TEXT TO READ =>

━━━

The Catholic Church in Turkey is part of the worldwide Catholic Church, under the spiritual leadership of the Pope and the canonical leadership of the curia in Rome that is submitted to the Pope.

Demographics
In the 2000s, there are around 35,000 Catholics, constituting 0.05% of the population. The faithful follow the Latin, Byzantine, Armenian and Chaldean Rites. Most Latin Church Catholics are Levantines of mainly Italian or French background, with a few are ethnic Turks, who are usually either converts via marriage to Levantines or other non-Turkish Catholics, or are returnees from Europe who converted there, and who may often be still registered as Muslim by the government. Byzantine, Armenian, and Chaldean rite Catholics are generally members of the Greek, Armenian, and Assyrian minority groups respectively. Turkey's Catholics are concentrated in Istanbul.

━━━

DATASET ROWS =>
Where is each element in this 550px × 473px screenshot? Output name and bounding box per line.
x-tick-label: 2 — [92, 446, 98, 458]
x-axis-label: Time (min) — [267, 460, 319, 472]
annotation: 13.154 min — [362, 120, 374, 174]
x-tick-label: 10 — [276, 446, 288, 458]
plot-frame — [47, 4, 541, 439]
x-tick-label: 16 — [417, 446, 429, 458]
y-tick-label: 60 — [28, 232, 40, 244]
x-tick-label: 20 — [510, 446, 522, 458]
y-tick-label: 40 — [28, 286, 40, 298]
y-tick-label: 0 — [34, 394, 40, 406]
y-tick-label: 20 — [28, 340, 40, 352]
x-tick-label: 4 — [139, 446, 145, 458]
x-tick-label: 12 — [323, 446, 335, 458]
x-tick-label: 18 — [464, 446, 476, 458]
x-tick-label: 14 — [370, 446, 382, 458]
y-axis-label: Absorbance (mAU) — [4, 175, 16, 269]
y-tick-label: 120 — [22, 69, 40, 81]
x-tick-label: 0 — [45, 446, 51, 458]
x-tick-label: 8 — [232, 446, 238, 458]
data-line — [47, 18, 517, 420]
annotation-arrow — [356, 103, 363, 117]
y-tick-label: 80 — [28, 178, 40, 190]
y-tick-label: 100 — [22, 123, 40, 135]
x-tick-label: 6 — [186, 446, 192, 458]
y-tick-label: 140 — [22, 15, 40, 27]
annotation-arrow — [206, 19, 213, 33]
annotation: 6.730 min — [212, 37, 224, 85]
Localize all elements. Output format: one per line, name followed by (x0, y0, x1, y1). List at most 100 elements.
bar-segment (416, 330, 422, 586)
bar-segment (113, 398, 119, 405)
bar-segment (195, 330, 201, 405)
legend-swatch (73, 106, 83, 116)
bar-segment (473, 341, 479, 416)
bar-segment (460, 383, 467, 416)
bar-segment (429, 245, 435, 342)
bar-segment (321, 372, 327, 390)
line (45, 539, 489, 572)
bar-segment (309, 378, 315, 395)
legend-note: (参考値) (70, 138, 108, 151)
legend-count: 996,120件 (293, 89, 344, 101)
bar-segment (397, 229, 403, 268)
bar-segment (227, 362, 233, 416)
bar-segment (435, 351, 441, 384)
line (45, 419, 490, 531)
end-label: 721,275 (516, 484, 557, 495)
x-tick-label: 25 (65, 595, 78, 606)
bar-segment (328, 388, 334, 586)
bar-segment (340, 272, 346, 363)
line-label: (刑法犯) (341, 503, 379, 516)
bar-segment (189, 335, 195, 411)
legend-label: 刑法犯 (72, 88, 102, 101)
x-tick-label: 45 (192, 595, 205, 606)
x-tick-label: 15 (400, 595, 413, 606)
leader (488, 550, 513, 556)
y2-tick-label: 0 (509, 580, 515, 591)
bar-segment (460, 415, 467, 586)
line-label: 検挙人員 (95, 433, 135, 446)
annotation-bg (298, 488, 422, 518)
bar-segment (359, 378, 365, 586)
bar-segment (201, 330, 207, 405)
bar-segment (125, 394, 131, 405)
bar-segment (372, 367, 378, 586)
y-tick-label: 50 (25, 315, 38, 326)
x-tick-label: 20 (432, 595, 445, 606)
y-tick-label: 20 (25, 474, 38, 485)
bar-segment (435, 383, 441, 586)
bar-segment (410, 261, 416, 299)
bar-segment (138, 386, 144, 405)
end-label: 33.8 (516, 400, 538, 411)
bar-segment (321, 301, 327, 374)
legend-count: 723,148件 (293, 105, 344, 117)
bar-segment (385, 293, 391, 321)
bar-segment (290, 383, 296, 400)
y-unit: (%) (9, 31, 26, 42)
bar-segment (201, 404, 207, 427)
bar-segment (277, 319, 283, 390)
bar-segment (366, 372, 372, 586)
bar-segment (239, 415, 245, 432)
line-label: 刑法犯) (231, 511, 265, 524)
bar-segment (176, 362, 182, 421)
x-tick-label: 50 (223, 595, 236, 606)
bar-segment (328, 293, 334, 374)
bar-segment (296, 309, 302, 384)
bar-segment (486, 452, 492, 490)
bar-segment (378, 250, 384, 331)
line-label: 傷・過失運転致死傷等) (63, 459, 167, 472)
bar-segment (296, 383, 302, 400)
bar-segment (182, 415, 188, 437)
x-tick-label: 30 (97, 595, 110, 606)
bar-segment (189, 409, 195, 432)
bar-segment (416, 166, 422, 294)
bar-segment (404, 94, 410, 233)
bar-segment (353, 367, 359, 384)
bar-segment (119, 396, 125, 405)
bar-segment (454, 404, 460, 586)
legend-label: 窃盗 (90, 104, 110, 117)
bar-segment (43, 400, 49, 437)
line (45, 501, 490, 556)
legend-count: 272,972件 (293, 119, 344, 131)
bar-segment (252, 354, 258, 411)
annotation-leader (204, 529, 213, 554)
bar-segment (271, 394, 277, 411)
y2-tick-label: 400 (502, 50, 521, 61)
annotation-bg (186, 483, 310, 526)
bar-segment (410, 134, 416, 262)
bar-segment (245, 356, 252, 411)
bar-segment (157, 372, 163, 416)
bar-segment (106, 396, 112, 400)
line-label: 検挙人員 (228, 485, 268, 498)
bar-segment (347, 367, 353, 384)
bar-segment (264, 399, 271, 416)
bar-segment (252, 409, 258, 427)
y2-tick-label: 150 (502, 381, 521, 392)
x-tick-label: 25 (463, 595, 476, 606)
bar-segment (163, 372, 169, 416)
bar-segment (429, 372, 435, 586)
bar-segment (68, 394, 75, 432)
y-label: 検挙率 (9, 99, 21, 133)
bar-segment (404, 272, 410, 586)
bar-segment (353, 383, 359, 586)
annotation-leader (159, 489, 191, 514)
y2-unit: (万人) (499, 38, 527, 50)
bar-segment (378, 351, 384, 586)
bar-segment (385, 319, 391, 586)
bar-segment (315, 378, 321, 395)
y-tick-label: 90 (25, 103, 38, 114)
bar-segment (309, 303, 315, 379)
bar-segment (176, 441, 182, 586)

━━━

TO DO =>
Transcribe the passage about the Catholic Church in Turkey word for word, everything from "Demographics" down to "concentrated in Istanbul.".

RESPONSE TO THE TASK =>
Demographics
In the 2000s, there are around 35,000 Catholics, constituting 0.05% of the population. The faithful follow the Latin, Byzantine, Armenian and Chaldean Rites. Most Latin Church Catholics are Levantines of mainly Italian or French background, with a few are ethnic Turks, who are usually either converts via marriage to Levantines or other non-Turkish Catholics, or are returnees from Europe who converted there, and who may often be still registered as Muslim by the government. Byzantine, Armenian, and Chaldean rite Catholics are generally members of the Greek, Armenian, and Assyrian minority groups respectively. Turkey's Catholics are concentrated in Istanbul.